▸ EXERCISE AIM: Output the material below in full, exactly as it is.

▸ DATA PROVIDED:
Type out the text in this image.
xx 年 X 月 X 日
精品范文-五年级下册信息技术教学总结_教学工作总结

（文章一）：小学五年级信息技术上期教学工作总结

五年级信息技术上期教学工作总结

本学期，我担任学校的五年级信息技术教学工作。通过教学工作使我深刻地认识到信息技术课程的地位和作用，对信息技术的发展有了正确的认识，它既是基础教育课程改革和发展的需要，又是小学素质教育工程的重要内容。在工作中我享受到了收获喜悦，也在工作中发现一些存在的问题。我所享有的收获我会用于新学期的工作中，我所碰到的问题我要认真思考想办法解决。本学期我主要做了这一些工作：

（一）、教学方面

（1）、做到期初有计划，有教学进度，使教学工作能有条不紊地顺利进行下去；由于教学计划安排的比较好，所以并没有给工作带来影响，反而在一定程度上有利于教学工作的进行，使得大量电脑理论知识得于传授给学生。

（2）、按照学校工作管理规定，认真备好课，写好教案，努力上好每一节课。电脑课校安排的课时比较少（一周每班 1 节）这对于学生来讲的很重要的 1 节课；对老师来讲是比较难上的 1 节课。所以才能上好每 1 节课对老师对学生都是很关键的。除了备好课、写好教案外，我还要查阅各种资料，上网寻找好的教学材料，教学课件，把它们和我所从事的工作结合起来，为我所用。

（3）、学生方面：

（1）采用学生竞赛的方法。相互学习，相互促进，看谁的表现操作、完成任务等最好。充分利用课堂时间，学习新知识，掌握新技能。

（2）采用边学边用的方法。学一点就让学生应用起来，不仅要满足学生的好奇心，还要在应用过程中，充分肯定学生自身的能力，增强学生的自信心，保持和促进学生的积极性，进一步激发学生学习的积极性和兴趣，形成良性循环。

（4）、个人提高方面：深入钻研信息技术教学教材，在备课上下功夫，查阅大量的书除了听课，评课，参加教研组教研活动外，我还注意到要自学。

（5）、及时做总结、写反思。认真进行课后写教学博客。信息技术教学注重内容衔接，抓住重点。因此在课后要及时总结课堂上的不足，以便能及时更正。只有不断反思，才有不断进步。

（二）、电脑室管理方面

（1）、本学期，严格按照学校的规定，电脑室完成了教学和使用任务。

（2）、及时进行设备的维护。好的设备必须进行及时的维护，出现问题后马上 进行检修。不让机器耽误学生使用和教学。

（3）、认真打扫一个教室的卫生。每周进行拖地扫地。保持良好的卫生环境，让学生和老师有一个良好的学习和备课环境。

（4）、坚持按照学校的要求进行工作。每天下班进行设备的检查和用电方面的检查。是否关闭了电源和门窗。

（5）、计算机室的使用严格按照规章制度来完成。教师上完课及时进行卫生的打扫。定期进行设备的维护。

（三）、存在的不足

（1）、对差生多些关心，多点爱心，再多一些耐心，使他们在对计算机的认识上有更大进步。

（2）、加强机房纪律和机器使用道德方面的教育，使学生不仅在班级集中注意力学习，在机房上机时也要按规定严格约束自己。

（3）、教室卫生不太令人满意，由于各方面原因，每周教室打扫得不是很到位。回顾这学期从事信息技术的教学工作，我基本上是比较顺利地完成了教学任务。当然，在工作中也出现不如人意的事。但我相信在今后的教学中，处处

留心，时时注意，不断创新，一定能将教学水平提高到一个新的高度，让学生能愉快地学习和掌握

▸ EXERCISE OUTPUT:
Type out the text in this image.
xx 年 X 月 X 日
精品范文-五年级下册信息技术教学总结_教学工作总结

（文章一）：小学五年级信息技术上期教学工作总结

五年级信息技术上期教学工作总结

本学期，我担任学校的五年级信息技术教学工作。通过教学工作使我深刻地认识到信息技术课程的地位和作用，对信息技术的发展有了正确的认识，它既是基础教育课程改革和发展的需要，又是小学素质教育工程的重要内容。在工作中我享受到了收获喜悦，也在工作中发现一些存在的问题。我所享有的收获我会用于新学期的工作中，我所碰到的问题我要认真思考想办法解决。本学期我主要做了这一些工作：

（一）、教学方面

（1）、做到期初有计划，有教学进度，使教学工作能有条不紊地顺利进行下去；由于教学计划安排的比较好，所以并没有给工作带来影响，反而在一定程度上有利于教学工作的进行，使得大量电脑理论知识得于传授给学生。

（2）、按照学校工作管理规定，认真备好课，写好教案，努力上好每一节课。电脑课校安排的课时比较少（一周每班 1 节）这对于学生来讲的很重要的 1 节课；对老师来讲是比较难上的 1 节课。所以才能上好每 1 节课对老师对学生都是很关键的。除了备好课、写好教案外，我还要查阅各种资料，上网寻找好的教学材料，教学课件，把它们和我所从事的工作结合起来，为我所用。

（3）、学生方面：

（1）采用学生竞赛的方法。相互学习，相互促进，看谁的表现操作、完成任务等最好。充分利用课堂时间，学习新知识，掌握新技能。

（2）采用边学边用的方法。学一点就让学生应用起来，不仅要满足学生的好奇心，还要在应用过程中，充分肯定学生自身的能力，增强学生的自信心，保持和促进学生的积极性，进一步激发学生学习的积极性和兴趣，形成良性循环。

（4）、个人提高方面：深入钻研信息技术教学教材，在备课上下功夫，查阅大量的书除了听课，评课，参加教研组教研活动外，我还注意到要自学。

（5）、及时做总结、写反思。认真进行课后写教学博客。信息技术教学注重内容衔接，抓住重点。因此在课后要及时总结课堂上的不足，以便能及时更正。只有不断反思，才有不断进步。

（二）、电脑室管理方面

（1）、本学期，严格按照学校的规定，电脑室完成了教学和使用任务。

（2）、及时进行设备的维护。好的设备必须进行及时的维护，出现问题后马上 进行检修。不让机器耽误学生使用和教学。

（3）、认真打扫一个教室的卫生。每周进行拖地扫地。保持良好的卫生环境，让学生和老师有一个良好的学习和备课环境。

（4）、坚持按照学校的要求进行工作。每天下班进行设备的检查和用电方面的检查。是否关闭了电源和门窗。

（5）、计算机室的使用严格按照规章制度来完成。教师上完课及时进行卫生的打扫。定期进行设备的维护。

（三）、存在的不足

（1）、对差生多些关心，多点爱心，再多一些耐心，使他们在对计算机的认识上有更大进步。

（2）、加强机房纪律和机器使用道德方面的教育，使学生不仅在班级集中注意力学习，在机房上机时也要按规定严格约束自己。

（3）、教室卫生不太令人满意，由于各方面原因，每周教室打扫得不是很到位。回顾这学期从事信息技术的教学工作，我基本上是比较顺利地完成了教学任务。当然，在工作中也出现不如人意的事。但我相信在今后的教学中，处处

留心，时时注意，不断创新，一定能将教学水平提高到一个新的高度，让学生能愉快地学习和掌握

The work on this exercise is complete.